**Task requirements**.
Would you repeat the listing exactly but omit every picture?

**Given entries**.

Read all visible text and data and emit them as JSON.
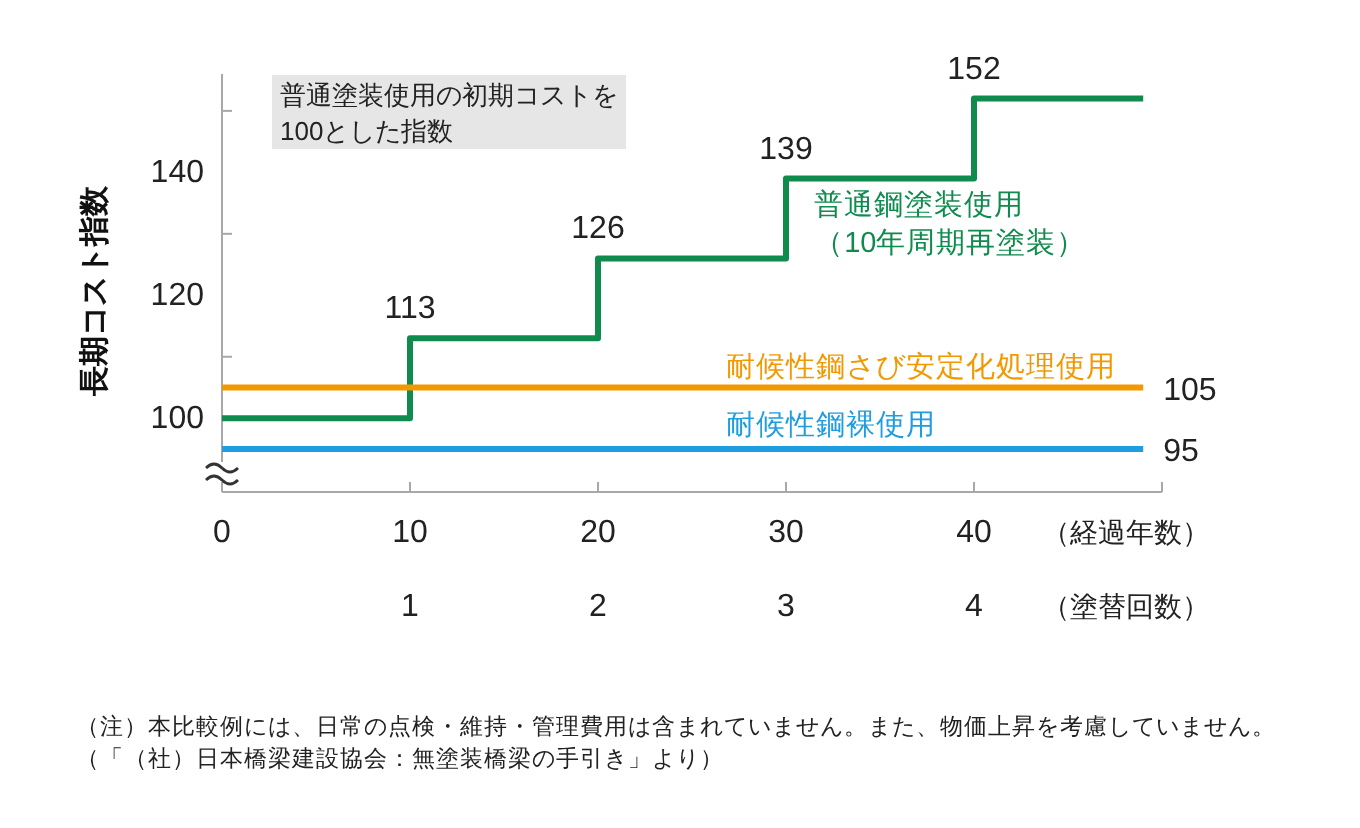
{
  "chart_data": {
    "type": "step",
    "ylabel": "長期コスト指数",
    "xlabel": "（経過年数）",
    "x2label": "（塗替回数）",
    "annotations": [
      "普通塗装使用の初期コストを100とした指数",
      "（注）本比較例には、日常の点検・維持・管理費用は含まれていません。また、物価上昇を考慮していません。",
      "（「（社）日本橋梁建設協会：無塗装橋梁の手引き」より）"
    ],
    "xlim": [
      0,
      50
    ],
    "xticks": [
      0,
      10,
      20,
      30,
      40,
      {
        "value": 50,
        "label": null
      }
    ],
    "x2lim": [
      0,
      5
    ],
    "x2ticks": [
      1,
      2,
      3,
      4
    ],
    "ylim": [
      88,
      156
    ],
    "yticks": [
      100,
      {
        "value": 110,
        "label": null
      },
      120,
      {
        "value": 130,
        "label": null
      },
      140,
      {
        "value": 150,
        "label": null
      }
    ],
    "series": [
      {
        "name": "普通鋼塗装使用（10年周期再塗装）",
        "color": "#0f8b4e",
        "x": [
          0,
          10,
          20,
          30,
          40,
          49
        ],
        "values": [
          100,
          113,
          126,
          139,
          152,
          152
        ],
        "value_labels": [
          null,
          "113",
          "126",
          "139",
          "152",
          null
        ]
      },
      {
        "name": "耐候性鋼さび安定化処理使用",
        "color": "#f39800",
        "type": "line",
        "x": [
          0,
          49
        ],
        "values": [
          105,
          105
        ],
        "value_labels": [
          null,
          "105"
        ]
      },
      {
        "name": "耐候性鋼裸使用",
        "color": "#1e9de0",
        "type": "line",
        "x": [
          0,
          49
        ],
        "values": [
          95,
          95
        ],
        "value_labels": [
          null,
          "95"
        ]
      }
    ]
  }
}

**Output**.
Read all visible text and data and emit them as JSON.
{
  "chart_data": {
    "type": "step",
    "ylabel": "長期コスト指数",
    "xlabel": "（経過年数）",
    "x2label": "（塗替回数）",
    "annotations": [
      "普通塗装使用の初期コストを100とした指数",
      "（注）本比較例には、日常の点検・維持・管理費用は含まれていません。また、物価上昇を考慮していません。",
      "（「（社）日本橋梁建設協会：無塗装橋梁の手引き」より）"
    ],
    "xlim": [
      0,
      50
    ],
    "xticks": [
      0,
      10,
      20,
      30,
      40,
      {
        "value": 50,
        "label": null
      }
    ],
    "x2lim": [
      0,
      5
    ],
    "x2ticks": [
      1,
      2,
      3,
      4
    ],
    "ylim": [
      88,
      156
    ],
    "yticks": [
      100,
      {
        "value": 110,
        "label": null
      },
      120,
      {
        "value": 130,
        "label": null
      },
      140,
      {
        "value": 150,
        "label": null
      }
    ],
    "series": [
      {
        "name": "普通鋼塗装使用（10年周期再塗装）",
        "color": "#0f8b4e",
        "x": [
          0,
          10,
          20,
          30,
          40,
          49
        ],
        "values": [
          100,
          113,
          126,
          139,
          152,
          152
        ],
        "value_labels": [
          null,
          "113",
          "126",
          "139",
          "152",
          null
        ]
      },
      {
        "name": "耐候性鋼さび安定化処理使用",
        "color": "#f39800",
        "type": "line",
        "x": [
          0,
          49
        ],
        "values": [
          105,
          105
        ],
        "value_labels": [
          null,
          "105"
        ]
      },
      {
        "name": "耐候性鋼裸使用",
        "color": "#1e9de0",
        "type": "line",
        "x": [
          0,
          49
        ],
        "values": [
          95,
          95
        ],
        "value_labels": [
          null,
          "95"
        ]
      }
    ]
  }
}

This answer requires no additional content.